Count every line where "которые" shows up, and give that number only.

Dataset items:
________________________________________
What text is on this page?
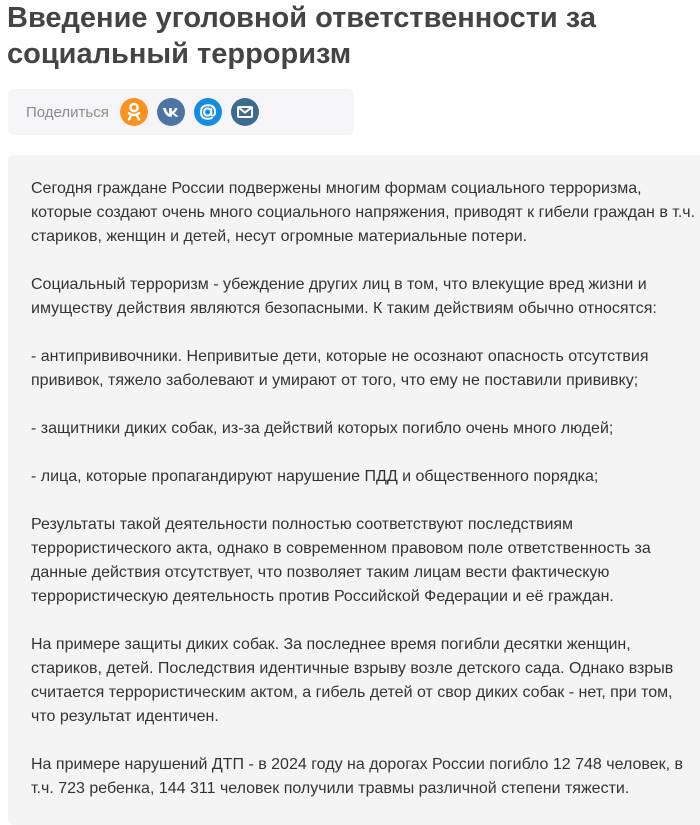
Введение уголовной ответственности за социальный терроризм
Поделиться

Сегодня граждане России подвержены многим формам социального терроризма, которые создают очень много социального напряжения, приводят к гибели граждан в т.ч. стариков, женщин и детей, несут огромные материальные потери.

Социальный терроризм - убеждение других лиц в том, что влекущие вред жизни и имуществу действия являются безопасными. К таким действиям обычно относятся:

- антипрививочники. Непривитые дети, которые не осознают опасность отсутствия прививок, тяжело заболевают и умирают от того, что ему не поставили прививку;

- защитники диких собак, из-за действий которых погибло очень много людей;

- лица, которые пропагандируют нарушение ПДД и общественного порядка;

Результаты такой деятельности полностью соответствуют последствиям террористического акта, однако в современном правовом поле ответственность за данные действия отсутствует, что позволяет таким лицам вести фактическую террористическую деятельность против Российской Федерации и её граждан.

На примере защиты диких собак. За последнее время погибли десятки женщин, стариков, детей. Последствия идентичные взрыву возле детского сада. Однако взрыв считается террористическим актом, а гибель детей от свор диких собак - нет, при том, что результат идентичен.

На примере нарушений ДТП - в 2024 году на дорогах России погибло 12 748 человек, в т.ч. 723 ребенка, 144 311 человек получили травмы различной степени тяжести.
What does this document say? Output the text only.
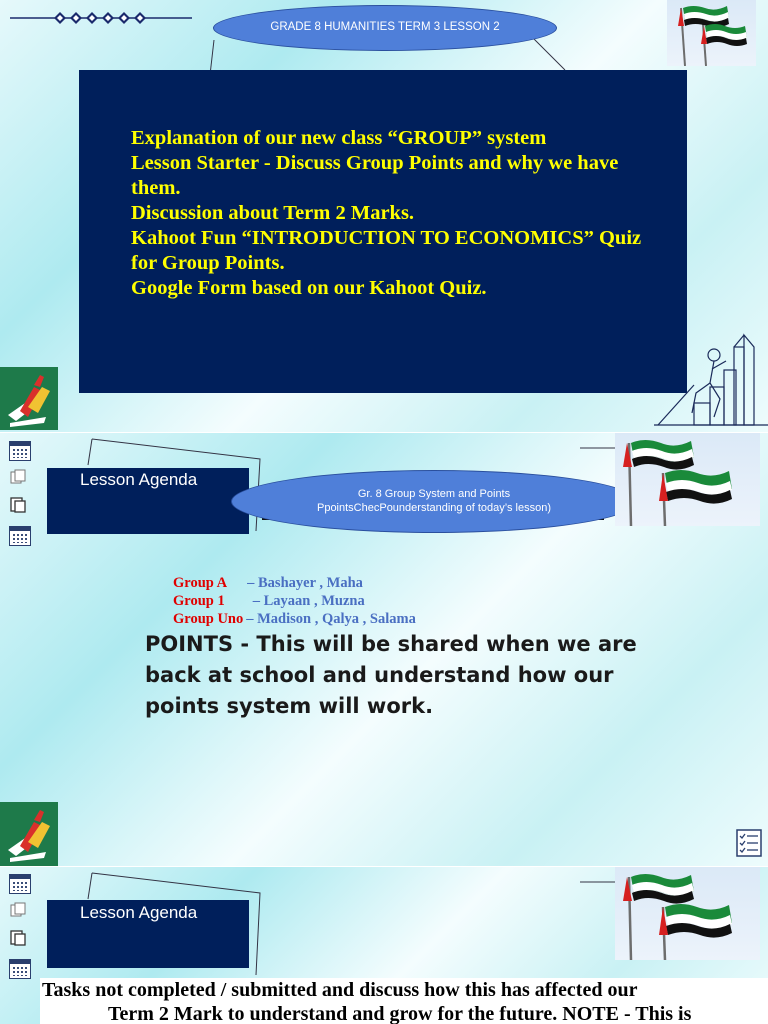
GRADE 8 HUMANITIES TERM 3 LESSON 2
Explanation of our new class “GROUP” system
Lesson Starter - Discuss Group Points and why we have
them.
Discussion about Term 2 Marks.
Kahoot Fun “INTRODUCTION TO ECONOMICS” Quiz
for Group Points.
Google Form based on our Kahoot Quiz.
Lesson Agenda
Gr. 8 Group System and Points
PpointsChecPounderstanding of today’s lesson)
Group A – Bashayer , Maha
Group 1 – Layaan , Muzna
Group Uno – Madison , Qalya , Salama
POINTS - This will be shared when we are
back at school and understand how our
points system will work.
Lesson Agenda
Tasks not completed / submitted and discuss how this has affected our
Term 2 Mark to understand and grow for the future. NOTE - This is
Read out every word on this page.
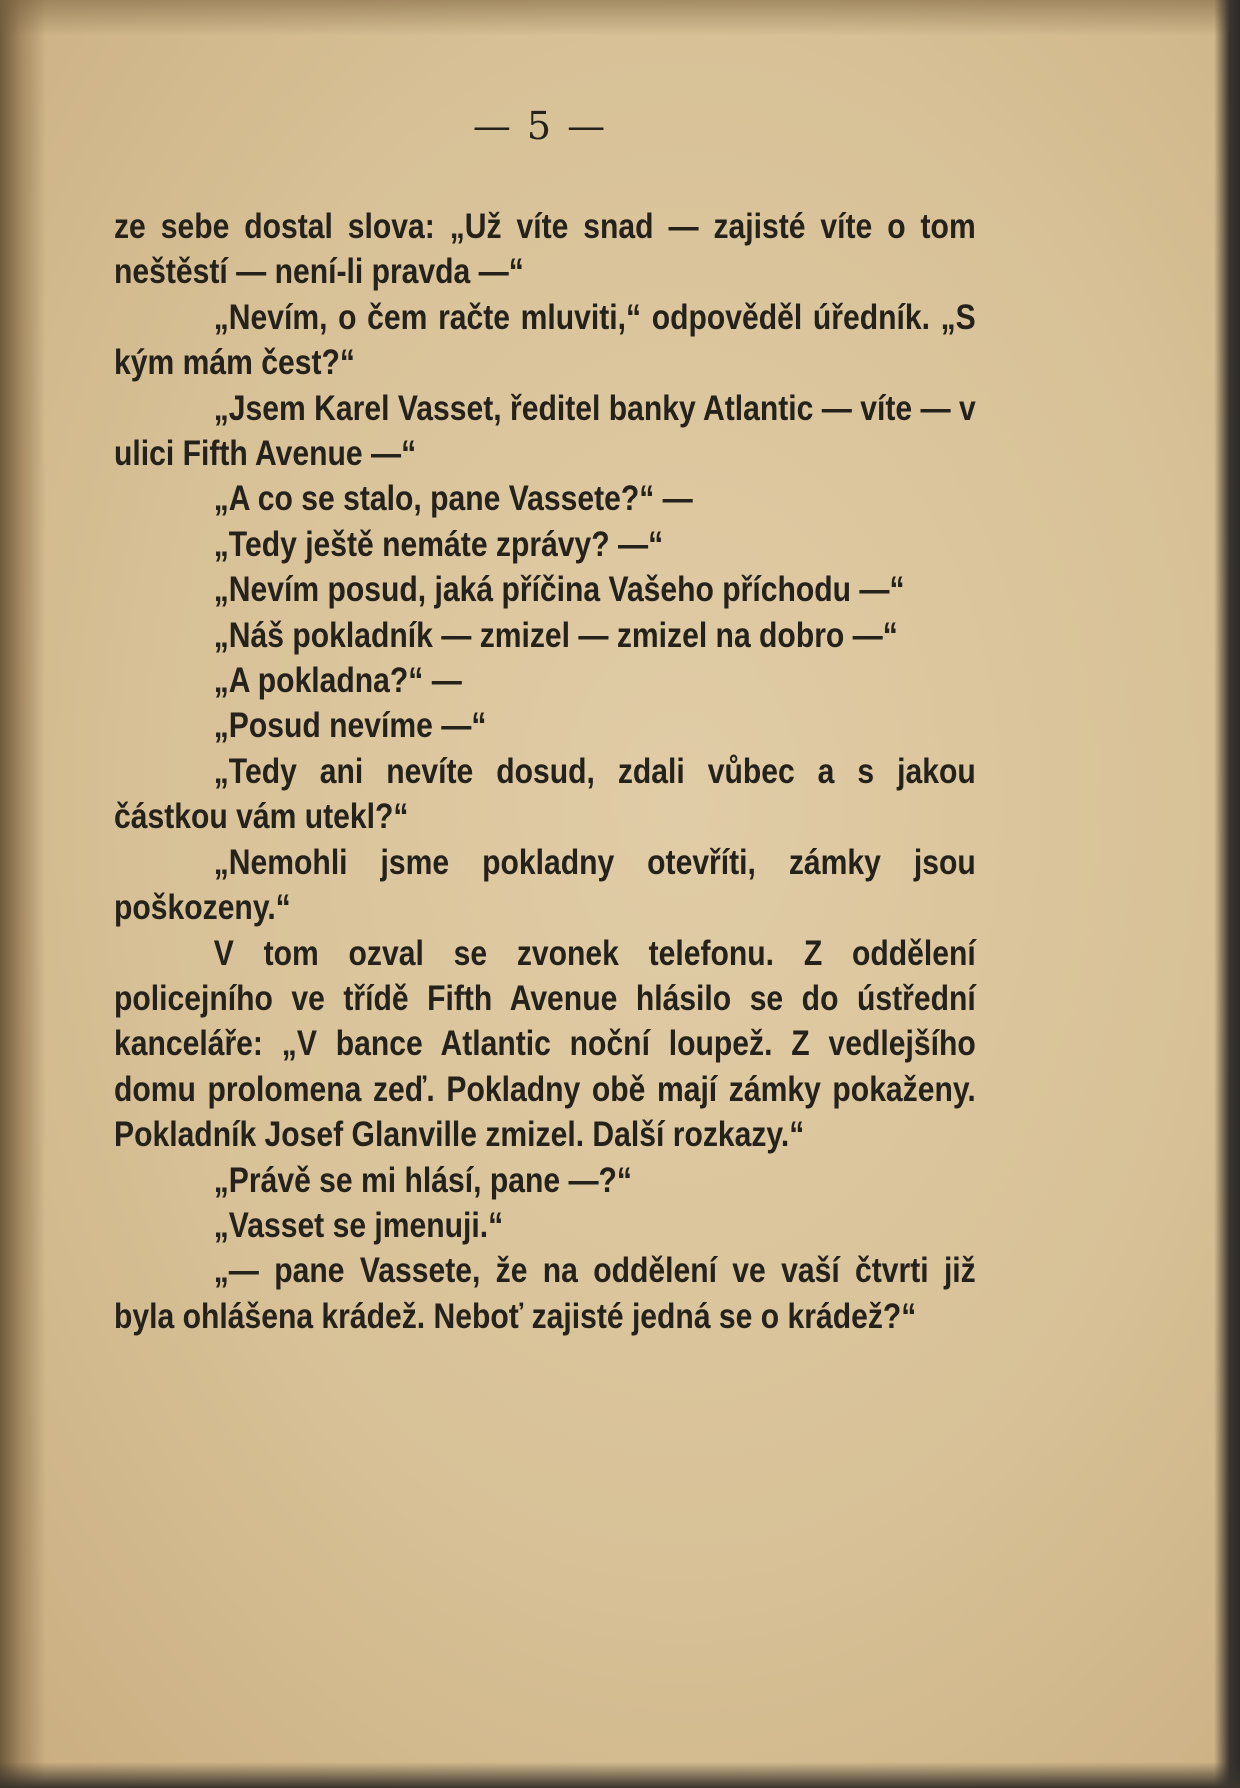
— 5 —

ze sebe dostal slova: „Už víte snad — zajisté víte o tom neštěstí — není-li pravda —“

„Nevím, o čem račte mluviti,“ odpověděl úředník. „S kým mám čest?“

„Jsem Karel Vasset, ředitel banky Atlantic — víte — v ulici Fifth Avenue —“

„A co se stalo, pane Vassete?“ —

„Tedy ještě nemáte zprávy? —“

„Nevím posud, jaká příčina Vašeho příchodu —“

„Náš pokladník — zmizel — zmizel na dobro —“

„A pokladna?“ —

„Posud nevíme —“

„Tedy ani nevíte dosud, zdali vůbec a s jakou částkou vám utekl?“

„Nemohli jsme pokladny otevříti, zámky jsou poškozeny.“

V tom ozval se zvonek telefonu. Z oddělení policejního ve třídě Fifth Avenue hlásilo se do ústřední kanceláře: „V bance Atlantic noční loupež. Z vedlejšího domu prolomena zeď. Pokladny obě mají zámky pokaženy. Pokladník Josef Glanville zmizel. Další rozkazy.“

„Právě se mi hlásí, pane —?“

„Vasset se jmenuji.“

„— pane Vassete, že na oddělení ve vaší čtvrti již byla ohlášena krádež. Neboť zajisté jedná se o krádež?“
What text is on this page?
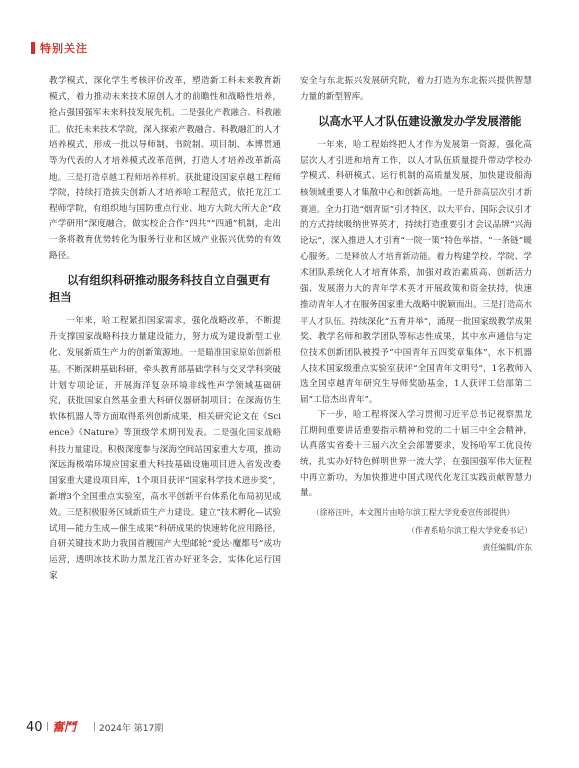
特别关注

教学模式，深化学生考核评价改革，塑造新工科未来教育新模式，着力推动未来技术原创人才的前瞻性和战略性培养，抢占强国强军未来科技发展先机。二是强化产教融合、科教融汇。依托未来技术学院，深入探索产教融合、科教融汇的人才培养模式，形成一批以导师制、书院制、项目制、本博贯通等为代表的人才培养模式改革范例，打造人才培养改革新高地。三是打造卓越工程师培养样析。获批建设国家卓越工程师学院，持续打造拔尖创新人才培养哈工程范式，依托龙江工程师学院，有组织地与国防重点行业、地方大院大所大企“政产学研用”深度融合，做实校企合作“四共”“四通”机制，走出一条将教育优势转化为服务行业和区域产业振兴优势的有效路径。

以有组织科研推动服务科技自立自强更有担当

一年来，哈工程紧扣国家需求，强化战略改革，不断提升支撑国家战略科技力量建设能力，努力成为建设新型工业化、发展新质生产力的创新策源地。一是瞄准国家原始创新根基。不断深耕基础科研，牵头教育部基础学科与交叉学科突破计划专项论证，开展海洋复杂环境非线性声学领域基础研究，获批国家自然基金重大科研仪器研制项目；在深海仿生软体机器人等方面取得系列创新成果，相关研究论文在《Science》《Nature》等顶级学术期刊发表。二是强化国家战略科技力量建设。积极深度参与深海空间站国家重大专项，推动深远海极端环境应国家重大科技基础设施项目进入省发改委国家重大建设项目库，1个项目获评“国家科学技术进步奖”，新增3个全国重点实验室，高水平创新平台体系化布局初见成效。三是积极服务区域新质生产力建设。建立“技术孵化—试验试用—能力生成—催生成果”科研成果的快速转化应用路径，自研关键技术助力我国首艘国产大型邮轮“爱达·魔都号”成功运营，透明冰技术助力黑龙江省办好亚冬会，实体化运行国家

安全与东北振兴发展研究院，着力打造为东北振兴提供智慧力量的新型智库。

以高水平人才队伍建设激发办学发展潜能

一年来，哈工程始终把人才作为发展第一资源，强化高层次人才引进和培育工作，以人才队伍质量提升带动学校办学模式、科研模式、运行机制的高质量发展，加快建设船海核领域重要人才集散中心和创新高地。一是升辞高层次引才新赛道。全力打造“烟青原”引才特区，以大平台、国际会议引才的方式持续吸纳世界英才，持续打造重要引才会议品牌“兴海论坛”，深入推进人才引育“一院一策”特色举措、“一条链”暖心服务。二是释放人才培育新动能。着力构建学校、学院、学术团队系统化人才培育体系，加强对政治素质高、创新活力强、发展潜力大的青年学术英才开展政策和资金扶持，快速推动青年人才在服务国家重大战略中脱颖而出。三是打造高水平人才队伍。持续深化“五育并举”，涌现一批国家级教学成果奖、教学名师和教学团队等标志性成果，其中水声通信与定位技术创新团队被授予“中国青年五四奖章集体”，水下机器人技术国家级重点实验室获评“全国青年文明号”，1名教师入选全国卓越青年研究生导师奖励基金，1人获评工信部第二届“工信杰出青年”。

下一步，哈工程将深入学习贯彻习近平总书记视察黑龙江期间重要讲话重要指示精神和党的二十届三中全会精神，认真落实省委十三届六次全会部署要求，发扬哈军工优良传统，扎实办好特色鲜明世界一流大学，在强国强军伟大征程中再立新功，为加快推进中国式现代化龙江实践贡献智慧力量。

（徐裕汪叶，本文图片由哈尔滨工程大学党委宣传部提供）

（作者系哈尔滨工程大学党委书记）
责任编辑/许东
40 奮鬥	2024年 第17期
________________________________________
__FULL OUTPUT__: 3